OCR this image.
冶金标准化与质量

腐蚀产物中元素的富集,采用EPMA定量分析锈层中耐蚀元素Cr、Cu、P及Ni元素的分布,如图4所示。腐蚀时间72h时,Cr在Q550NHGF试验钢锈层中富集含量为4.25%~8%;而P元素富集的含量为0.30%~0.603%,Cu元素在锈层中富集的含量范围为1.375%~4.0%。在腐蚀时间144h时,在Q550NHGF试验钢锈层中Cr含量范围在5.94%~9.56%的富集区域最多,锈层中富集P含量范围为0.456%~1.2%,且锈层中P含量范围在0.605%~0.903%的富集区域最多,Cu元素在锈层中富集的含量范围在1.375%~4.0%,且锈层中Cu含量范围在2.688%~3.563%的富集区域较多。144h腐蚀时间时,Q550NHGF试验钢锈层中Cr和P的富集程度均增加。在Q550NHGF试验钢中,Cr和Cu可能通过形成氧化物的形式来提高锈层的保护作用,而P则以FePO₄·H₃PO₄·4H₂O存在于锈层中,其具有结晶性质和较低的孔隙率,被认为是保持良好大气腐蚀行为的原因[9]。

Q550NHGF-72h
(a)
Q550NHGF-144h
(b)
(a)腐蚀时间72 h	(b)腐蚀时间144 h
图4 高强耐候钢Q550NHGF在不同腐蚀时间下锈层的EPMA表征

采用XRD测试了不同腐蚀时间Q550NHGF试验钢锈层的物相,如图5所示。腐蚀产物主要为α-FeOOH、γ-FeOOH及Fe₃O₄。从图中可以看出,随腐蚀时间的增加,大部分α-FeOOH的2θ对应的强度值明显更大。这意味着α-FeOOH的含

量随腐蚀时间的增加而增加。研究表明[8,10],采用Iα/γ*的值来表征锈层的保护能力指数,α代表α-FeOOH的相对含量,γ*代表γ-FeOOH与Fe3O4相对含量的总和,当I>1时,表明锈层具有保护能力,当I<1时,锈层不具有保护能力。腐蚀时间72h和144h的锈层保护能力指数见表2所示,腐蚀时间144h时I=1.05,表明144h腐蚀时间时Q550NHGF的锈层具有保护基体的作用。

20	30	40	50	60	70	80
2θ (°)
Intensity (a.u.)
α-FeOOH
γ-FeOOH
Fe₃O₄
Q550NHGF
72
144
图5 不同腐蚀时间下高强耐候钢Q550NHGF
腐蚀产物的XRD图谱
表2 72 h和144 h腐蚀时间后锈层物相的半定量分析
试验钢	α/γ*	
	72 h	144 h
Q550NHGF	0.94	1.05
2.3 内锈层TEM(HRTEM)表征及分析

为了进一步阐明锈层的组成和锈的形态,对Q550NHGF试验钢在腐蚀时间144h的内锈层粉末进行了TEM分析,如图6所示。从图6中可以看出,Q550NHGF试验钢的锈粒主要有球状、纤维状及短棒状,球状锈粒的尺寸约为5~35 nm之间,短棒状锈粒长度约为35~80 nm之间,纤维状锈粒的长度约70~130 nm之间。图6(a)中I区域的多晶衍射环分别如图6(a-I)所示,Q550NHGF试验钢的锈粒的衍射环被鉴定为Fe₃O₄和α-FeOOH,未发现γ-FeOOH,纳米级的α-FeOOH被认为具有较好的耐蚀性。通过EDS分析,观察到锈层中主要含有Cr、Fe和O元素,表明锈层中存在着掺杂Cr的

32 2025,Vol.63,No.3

--------------------

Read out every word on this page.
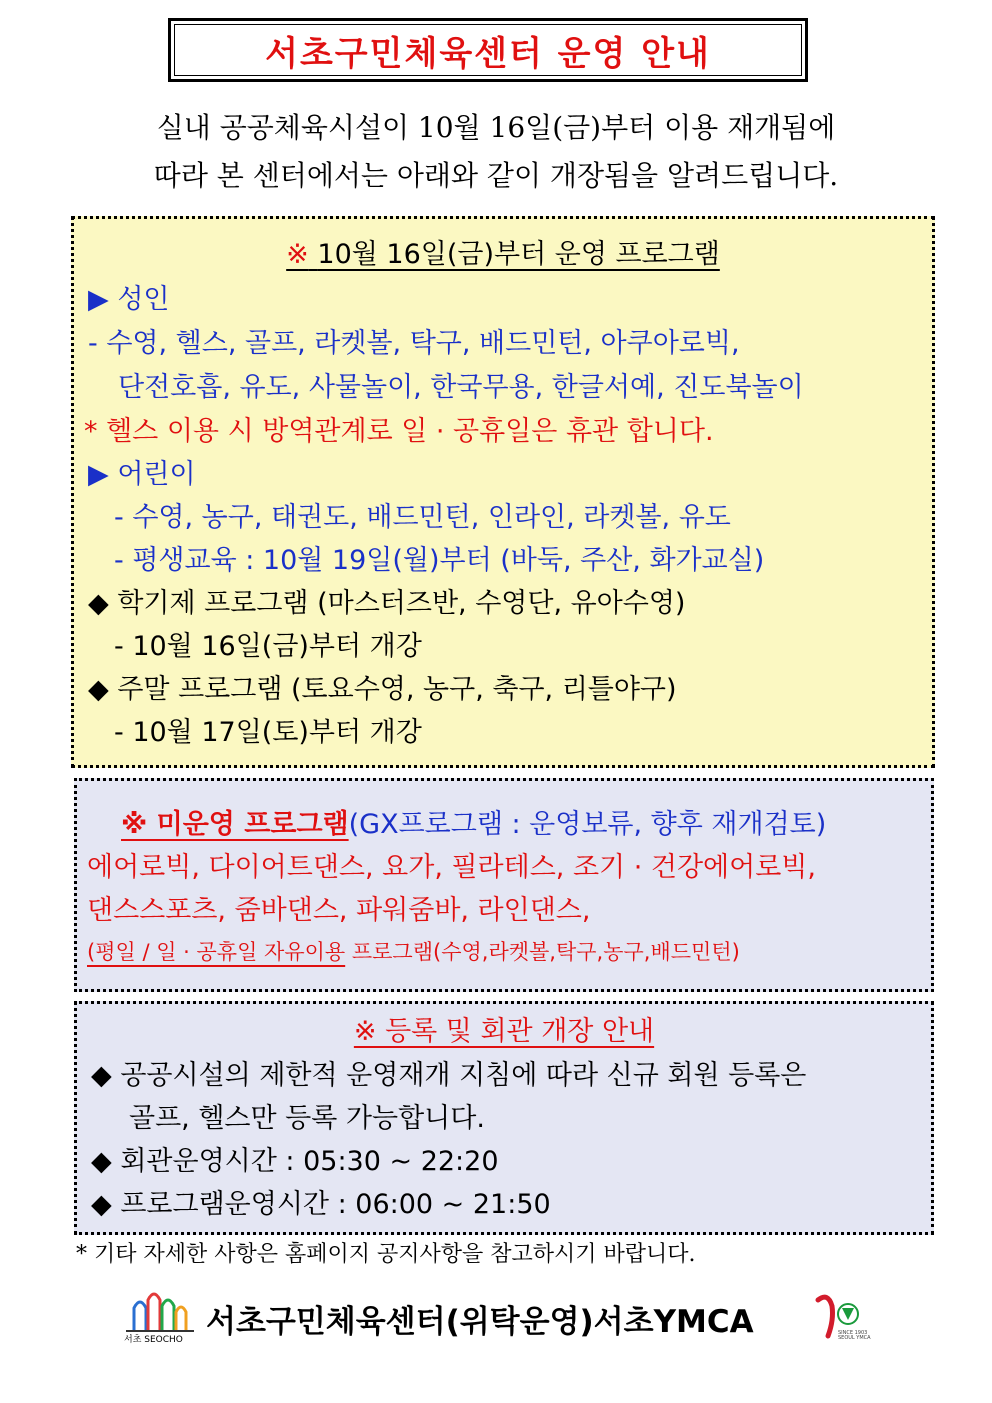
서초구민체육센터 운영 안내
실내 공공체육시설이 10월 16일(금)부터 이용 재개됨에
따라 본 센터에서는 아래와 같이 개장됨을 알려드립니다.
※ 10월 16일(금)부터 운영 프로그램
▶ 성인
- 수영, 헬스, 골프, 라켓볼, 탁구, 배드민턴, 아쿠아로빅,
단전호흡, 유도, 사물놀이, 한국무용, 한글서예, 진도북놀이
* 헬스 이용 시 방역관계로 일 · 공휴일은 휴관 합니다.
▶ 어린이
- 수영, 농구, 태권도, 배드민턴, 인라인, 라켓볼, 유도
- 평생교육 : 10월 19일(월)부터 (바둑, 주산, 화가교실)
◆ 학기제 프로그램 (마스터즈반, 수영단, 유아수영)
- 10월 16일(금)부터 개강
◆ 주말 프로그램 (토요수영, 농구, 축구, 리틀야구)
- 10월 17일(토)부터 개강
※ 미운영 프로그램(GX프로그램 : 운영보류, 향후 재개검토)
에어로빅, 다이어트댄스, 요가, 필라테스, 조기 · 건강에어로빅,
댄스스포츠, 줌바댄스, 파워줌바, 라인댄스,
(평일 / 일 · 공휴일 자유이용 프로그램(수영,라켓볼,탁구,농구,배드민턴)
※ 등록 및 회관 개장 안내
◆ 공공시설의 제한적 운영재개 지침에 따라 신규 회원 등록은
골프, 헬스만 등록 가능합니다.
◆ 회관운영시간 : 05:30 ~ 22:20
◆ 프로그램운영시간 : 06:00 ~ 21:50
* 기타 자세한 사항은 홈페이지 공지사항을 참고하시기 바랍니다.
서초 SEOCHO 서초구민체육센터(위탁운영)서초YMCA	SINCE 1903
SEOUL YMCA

--------------------

Go through the records. Copy each line where "서초구민체육센터" appears.

서초구민체육센터 운영 안내
서초 SEOCHO 서초구민체육센터(위탁운영)서초YMCA	SINCE 1903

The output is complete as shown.